TASK DESCRIPTION:
Reproduce all lines of the listing below in which the word "frac" occurs.

BEGIN EXCERPTED RECORDS

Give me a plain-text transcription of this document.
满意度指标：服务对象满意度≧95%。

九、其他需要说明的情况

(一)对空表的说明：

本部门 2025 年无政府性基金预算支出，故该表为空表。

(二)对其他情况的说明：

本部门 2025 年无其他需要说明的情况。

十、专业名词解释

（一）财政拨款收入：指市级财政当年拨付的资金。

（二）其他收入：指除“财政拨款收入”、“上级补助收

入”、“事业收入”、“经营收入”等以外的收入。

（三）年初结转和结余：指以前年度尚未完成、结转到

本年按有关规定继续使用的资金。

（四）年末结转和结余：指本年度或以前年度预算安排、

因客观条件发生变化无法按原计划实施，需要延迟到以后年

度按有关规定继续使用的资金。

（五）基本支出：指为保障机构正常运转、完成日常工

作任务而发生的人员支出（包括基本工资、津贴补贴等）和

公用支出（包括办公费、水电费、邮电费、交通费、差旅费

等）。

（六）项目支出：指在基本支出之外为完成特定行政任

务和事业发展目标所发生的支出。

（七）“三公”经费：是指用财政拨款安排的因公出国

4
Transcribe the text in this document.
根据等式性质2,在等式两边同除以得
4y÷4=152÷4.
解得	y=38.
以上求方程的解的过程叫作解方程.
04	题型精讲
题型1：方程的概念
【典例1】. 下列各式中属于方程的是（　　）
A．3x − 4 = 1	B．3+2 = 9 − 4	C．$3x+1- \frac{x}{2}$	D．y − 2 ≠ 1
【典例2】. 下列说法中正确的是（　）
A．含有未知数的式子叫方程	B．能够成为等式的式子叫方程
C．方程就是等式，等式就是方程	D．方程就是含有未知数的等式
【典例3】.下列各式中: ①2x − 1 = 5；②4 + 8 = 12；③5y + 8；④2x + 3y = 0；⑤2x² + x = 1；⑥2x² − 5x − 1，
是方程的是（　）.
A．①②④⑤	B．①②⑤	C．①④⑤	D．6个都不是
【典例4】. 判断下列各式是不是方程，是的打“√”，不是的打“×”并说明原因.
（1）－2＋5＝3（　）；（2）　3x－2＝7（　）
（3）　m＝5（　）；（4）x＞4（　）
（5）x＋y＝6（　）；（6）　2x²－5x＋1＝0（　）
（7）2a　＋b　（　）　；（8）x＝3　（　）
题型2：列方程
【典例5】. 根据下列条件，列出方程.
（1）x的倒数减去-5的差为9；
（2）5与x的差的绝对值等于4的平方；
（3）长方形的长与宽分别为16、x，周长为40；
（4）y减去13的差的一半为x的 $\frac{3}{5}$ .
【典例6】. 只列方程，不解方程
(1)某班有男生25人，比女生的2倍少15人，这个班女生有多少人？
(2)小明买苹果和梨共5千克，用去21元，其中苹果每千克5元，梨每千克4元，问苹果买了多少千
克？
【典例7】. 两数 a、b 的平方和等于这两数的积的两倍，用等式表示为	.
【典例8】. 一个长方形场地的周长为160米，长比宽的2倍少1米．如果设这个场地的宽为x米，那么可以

END EXCERPTED RECORDS

WRITTEN RESPONSE:
A．3x − 4 = 1	B．3+2 = 9 − 4	C．$3x+1- \frac{x}{2}$	D．y − 2 ≠ 1
（4）y减去13的差的一半为x的 $\frac{3}{5}$ .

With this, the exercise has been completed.